→ **YOUR OBJECTIVE**
Show every line that has the string "JSON" in it.

→ **ENTRIES SHOWN**
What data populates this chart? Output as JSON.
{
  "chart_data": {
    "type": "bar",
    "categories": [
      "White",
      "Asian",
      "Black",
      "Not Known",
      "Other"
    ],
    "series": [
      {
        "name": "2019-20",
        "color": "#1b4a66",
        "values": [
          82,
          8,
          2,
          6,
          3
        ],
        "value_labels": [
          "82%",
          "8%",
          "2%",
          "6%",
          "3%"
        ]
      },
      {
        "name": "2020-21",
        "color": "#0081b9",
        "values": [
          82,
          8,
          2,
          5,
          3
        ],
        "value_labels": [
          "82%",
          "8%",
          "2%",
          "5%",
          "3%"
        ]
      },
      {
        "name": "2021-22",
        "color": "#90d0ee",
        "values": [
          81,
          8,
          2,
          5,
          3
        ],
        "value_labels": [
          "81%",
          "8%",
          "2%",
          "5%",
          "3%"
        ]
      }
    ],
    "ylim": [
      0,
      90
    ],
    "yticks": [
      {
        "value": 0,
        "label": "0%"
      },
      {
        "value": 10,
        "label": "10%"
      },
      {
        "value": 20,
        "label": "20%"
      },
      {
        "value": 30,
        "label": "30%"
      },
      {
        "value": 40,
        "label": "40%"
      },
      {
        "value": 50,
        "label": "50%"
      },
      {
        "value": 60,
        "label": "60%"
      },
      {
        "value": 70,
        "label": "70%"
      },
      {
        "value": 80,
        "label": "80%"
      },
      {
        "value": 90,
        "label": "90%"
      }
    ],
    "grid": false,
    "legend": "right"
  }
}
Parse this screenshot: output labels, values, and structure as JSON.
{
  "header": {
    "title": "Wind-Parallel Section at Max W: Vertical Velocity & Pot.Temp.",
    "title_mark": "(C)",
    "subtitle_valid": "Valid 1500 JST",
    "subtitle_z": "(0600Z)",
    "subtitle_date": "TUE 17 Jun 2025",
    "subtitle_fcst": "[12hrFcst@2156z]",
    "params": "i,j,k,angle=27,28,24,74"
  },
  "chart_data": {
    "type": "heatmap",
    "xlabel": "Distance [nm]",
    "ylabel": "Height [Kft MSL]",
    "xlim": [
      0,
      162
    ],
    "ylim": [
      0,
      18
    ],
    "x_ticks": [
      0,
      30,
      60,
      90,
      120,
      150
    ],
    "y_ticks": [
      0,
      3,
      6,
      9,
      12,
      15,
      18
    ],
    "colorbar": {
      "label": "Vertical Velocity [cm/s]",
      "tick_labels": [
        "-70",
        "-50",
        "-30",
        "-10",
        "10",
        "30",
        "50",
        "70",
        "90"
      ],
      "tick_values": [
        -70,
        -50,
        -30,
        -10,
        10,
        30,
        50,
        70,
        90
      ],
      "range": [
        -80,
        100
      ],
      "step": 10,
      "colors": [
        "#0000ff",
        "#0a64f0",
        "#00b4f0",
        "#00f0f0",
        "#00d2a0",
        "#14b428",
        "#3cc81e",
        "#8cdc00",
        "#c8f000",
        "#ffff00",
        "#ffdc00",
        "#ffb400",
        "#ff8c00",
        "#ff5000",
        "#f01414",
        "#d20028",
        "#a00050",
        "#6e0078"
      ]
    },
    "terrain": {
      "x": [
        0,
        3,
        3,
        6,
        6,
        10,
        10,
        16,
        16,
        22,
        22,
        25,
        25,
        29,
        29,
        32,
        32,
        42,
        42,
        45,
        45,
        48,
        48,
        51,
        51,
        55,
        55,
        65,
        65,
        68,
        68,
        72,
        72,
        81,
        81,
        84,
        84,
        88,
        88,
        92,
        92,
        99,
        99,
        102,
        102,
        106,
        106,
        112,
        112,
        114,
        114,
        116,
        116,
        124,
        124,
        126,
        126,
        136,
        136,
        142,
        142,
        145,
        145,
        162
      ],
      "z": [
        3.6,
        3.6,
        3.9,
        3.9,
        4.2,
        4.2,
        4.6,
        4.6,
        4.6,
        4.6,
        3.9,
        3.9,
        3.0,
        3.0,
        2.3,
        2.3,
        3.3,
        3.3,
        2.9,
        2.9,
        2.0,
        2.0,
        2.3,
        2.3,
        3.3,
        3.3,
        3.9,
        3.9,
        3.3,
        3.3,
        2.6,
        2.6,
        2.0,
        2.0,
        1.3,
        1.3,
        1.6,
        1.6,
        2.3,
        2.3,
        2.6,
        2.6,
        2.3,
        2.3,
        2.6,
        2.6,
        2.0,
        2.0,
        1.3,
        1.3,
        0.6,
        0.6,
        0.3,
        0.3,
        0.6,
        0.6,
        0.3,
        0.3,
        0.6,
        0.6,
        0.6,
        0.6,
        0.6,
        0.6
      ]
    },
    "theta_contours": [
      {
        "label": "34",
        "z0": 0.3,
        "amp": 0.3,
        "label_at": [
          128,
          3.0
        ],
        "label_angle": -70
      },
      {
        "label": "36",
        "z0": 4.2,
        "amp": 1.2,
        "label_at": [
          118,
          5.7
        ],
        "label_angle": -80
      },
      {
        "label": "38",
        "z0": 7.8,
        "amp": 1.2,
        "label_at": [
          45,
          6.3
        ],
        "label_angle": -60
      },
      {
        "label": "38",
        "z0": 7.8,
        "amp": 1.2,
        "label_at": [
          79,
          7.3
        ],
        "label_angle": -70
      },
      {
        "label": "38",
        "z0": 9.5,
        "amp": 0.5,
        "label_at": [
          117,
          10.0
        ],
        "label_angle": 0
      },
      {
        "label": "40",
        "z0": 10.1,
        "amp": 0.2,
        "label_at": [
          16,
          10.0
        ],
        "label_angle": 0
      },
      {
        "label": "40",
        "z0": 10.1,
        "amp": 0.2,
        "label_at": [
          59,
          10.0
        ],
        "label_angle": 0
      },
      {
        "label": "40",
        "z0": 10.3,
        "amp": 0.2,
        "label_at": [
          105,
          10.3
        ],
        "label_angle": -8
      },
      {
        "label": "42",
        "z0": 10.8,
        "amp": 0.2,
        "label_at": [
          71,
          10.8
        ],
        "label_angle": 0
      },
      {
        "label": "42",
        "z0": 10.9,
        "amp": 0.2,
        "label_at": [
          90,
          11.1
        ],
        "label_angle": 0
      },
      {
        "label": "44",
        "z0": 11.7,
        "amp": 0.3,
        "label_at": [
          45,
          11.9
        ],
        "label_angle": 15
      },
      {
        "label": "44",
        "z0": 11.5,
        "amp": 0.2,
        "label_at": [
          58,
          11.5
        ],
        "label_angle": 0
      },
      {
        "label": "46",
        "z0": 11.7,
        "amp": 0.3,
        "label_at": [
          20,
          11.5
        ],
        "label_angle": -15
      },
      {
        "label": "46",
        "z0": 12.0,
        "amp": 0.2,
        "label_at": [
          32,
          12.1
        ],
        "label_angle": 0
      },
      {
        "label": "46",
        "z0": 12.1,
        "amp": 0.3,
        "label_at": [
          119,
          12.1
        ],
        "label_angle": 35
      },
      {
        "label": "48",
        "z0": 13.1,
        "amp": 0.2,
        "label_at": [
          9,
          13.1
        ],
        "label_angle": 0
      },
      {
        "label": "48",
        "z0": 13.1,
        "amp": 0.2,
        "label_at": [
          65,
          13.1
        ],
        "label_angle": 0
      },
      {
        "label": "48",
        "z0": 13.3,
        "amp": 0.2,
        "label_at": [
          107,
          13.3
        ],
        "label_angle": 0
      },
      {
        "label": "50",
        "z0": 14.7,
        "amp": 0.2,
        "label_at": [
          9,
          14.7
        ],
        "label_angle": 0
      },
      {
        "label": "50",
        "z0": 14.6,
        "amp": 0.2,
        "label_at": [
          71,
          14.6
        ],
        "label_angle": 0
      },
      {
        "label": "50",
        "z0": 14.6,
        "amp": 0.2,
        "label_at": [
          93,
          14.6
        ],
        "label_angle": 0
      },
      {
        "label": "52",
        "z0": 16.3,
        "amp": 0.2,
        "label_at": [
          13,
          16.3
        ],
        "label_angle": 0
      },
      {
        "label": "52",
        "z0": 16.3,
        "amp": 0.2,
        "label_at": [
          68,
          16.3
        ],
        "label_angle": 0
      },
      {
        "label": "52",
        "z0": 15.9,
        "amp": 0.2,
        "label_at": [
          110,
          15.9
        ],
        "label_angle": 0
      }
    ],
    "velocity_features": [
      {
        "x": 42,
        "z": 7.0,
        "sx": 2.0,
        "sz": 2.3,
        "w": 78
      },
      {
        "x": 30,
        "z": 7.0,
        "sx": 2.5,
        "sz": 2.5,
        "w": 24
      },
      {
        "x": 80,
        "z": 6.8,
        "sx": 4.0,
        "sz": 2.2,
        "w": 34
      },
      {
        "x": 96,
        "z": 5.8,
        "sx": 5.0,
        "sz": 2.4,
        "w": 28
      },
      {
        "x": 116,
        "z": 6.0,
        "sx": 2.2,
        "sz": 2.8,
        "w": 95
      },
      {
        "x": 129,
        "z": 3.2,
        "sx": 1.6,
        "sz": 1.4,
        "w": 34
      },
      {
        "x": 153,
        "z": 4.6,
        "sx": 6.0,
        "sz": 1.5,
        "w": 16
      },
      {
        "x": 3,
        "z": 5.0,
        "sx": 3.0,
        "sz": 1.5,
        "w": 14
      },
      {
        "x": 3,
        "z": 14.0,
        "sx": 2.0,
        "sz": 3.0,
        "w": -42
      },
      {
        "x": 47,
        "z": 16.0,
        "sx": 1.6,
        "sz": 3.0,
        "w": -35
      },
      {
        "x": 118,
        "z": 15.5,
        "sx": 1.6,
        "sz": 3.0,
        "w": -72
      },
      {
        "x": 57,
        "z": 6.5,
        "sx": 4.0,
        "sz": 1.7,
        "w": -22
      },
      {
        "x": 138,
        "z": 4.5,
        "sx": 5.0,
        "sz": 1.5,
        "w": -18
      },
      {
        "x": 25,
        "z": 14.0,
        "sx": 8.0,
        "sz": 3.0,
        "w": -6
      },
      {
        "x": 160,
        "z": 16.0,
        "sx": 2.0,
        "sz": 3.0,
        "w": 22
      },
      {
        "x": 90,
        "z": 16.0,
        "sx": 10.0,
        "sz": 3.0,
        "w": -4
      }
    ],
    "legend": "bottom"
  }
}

→ **RESPONSE TO THIS TASK**
What data populates this chart? Output as JSON.
Parse this screenshot: output labels, values, and structure as JSON.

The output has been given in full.